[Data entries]
————————

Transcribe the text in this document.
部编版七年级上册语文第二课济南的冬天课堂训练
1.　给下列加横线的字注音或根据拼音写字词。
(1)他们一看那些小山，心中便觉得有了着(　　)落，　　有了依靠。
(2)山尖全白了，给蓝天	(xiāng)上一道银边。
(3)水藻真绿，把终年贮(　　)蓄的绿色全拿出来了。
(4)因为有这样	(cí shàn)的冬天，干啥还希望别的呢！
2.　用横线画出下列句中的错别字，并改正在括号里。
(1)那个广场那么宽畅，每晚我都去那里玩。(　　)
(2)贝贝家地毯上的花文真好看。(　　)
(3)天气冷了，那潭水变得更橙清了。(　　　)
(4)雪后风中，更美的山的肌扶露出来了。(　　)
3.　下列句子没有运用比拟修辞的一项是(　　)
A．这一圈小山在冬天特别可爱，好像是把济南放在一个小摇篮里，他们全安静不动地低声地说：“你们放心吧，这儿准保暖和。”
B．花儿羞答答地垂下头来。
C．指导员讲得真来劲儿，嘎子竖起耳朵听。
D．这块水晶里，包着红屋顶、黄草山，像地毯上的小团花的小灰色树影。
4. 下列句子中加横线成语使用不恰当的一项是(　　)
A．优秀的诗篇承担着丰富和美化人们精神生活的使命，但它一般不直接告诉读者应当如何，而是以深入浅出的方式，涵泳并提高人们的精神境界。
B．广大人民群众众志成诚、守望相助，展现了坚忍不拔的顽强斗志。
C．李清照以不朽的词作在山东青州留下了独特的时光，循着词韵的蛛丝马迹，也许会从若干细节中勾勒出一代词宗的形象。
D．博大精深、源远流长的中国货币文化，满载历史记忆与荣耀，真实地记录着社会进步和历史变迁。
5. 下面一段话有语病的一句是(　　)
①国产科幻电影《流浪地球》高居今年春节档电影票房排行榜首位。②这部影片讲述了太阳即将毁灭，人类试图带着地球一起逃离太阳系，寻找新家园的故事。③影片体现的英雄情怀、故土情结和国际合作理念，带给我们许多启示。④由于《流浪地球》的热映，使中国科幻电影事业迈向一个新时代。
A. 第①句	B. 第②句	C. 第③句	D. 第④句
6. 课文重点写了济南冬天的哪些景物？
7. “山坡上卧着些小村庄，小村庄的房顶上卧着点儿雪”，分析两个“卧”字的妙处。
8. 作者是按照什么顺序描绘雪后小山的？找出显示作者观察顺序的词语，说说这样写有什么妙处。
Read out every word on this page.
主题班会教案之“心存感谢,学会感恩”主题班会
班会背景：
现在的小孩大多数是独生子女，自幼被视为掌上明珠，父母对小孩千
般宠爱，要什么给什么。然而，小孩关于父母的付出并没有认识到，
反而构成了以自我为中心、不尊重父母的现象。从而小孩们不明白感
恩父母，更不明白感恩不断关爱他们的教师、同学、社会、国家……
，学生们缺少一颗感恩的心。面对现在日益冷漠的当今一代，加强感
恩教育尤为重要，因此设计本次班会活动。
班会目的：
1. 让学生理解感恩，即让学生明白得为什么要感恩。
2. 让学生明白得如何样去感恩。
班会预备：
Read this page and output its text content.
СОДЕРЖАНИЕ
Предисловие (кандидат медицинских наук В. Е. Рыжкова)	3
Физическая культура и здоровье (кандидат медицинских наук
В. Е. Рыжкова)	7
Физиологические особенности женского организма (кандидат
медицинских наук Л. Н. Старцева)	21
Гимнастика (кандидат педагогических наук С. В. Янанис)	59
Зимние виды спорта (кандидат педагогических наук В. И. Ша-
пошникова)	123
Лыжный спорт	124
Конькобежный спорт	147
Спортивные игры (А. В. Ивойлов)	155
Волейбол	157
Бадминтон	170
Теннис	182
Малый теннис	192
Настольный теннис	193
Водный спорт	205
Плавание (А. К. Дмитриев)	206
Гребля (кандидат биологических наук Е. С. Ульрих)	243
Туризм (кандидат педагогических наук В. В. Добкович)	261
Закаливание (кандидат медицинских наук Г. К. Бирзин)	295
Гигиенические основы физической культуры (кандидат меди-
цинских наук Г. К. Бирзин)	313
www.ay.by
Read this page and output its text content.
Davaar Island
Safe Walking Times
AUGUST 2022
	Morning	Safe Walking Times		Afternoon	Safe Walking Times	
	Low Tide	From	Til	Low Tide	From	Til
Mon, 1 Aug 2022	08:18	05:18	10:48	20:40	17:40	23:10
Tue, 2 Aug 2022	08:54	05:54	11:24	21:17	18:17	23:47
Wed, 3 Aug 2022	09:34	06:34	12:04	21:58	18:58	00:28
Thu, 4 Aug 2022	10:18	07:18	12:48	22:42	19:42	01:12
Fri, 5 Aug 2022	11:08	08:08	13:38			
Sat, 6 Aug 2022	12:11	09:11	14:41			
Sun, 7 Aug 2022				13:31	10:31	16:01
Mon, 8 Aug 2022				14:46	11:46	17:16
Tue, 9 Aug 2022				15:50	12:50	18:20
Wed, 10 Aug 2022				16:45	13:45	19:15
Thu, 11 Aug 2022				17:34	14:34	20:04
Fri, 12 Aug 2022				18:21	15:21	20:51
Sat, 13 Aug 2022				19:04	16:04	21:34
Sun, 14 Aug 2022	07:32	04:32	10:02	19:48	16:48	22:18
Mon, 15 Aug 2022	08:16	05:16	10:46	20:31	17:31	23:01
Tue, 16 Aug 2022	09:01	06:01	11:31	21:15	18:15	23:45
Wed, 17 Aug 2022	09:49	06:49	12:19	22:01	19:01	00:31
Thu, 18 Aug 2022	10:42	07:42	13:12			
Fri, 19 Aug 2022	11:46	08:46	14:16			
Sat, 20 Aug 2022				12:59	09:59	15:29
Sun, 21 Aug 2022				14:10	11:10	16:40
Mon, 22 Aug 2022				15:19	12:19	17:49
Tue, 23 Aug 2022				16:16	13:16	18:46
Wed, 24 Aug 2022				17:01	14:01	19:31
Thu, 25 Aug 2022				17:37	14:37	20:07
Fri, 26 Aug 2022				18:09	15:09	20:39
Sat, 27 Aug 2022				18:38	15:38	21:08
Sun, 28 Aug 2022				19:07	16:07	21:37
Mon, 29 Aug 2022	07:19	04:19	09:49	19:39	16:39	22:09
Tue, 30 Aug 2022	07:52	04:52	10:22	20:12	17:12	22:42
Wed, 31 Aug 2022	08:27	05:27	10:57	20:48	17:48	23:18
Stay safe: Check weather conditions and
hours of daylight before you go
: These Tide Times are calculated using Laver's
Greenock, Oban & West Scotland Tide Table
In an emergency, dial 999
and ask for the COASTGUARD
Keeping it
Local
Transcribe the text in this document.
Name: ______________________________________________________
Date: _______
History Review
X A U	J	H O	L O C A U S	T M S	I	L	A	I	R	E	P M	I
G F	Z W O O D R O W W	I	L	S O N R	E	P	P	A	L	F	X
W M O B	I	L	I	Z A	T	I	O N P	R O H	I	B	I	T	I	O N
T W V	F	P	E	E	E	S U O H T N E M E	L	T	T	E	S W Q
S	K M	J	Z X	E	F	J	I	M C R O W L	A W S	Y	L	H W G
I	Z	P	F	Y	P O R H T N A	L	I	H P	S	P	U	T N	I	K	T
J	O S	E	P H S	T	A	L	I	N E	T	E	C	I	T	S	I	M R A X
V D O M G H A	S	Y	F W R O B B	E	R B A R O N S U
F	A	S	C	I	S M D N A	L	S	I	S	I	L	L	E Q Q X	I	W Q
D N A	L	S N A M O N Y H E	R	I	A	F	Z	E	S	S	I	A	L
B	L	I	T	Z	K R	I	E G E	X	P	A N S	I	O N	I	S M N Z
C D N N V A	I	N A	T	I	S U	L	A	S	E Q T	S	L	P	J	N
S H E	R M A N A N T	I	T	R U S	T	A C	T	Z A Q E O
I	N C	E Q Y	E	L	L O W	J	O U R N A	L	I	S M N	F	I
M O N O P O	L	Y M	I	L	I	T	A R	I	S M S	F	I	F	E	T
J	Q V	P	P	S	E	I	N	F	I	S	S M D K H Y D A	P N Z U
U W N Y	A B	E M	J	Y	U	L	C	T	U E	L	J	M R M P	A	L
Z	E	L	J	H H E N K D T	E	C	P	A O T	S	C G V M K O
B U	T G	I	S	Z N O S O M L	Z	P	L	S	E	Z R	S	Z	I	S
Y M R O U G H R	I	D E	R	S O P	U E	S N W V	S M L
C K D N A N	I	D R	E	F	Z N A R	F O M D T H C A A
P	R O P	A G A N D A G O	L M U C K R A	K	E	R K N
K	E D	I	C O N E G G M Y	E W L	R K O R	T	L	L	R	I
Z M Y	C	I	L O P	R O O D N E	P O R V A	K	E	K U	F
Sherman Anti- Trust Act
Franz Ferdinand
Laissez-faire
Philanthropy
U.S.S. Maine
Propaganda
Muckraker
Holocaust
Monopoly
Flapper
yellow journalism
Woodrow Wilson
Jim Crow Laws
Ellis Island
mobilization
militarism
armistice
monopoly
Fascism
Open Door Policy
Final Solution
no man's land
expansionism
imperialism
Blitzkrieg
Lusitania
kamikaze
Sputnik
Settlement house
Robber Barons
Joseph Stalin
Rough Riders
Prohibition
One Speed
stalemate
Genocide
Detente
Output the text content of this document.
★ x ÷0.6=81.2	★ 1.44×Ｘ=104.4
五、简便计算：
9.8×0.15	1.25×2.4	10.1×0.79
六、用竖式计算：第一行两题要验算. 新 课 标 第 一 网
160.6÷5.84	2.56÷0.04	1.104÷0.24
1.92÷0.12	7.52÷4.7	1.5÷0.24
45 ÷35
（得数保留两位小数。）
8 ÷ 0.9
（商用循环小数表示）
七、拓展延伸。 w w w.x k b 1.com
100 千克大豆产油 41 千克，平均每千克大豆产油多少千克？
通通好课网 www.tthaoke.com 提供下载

————————

Pull every line containing the word "Walking" out of the entries above.

**PROBLEM SOLUTION**
Safe Walking Times
	Morning	Safe Walking Times		Afternoon	Safe Walking Times	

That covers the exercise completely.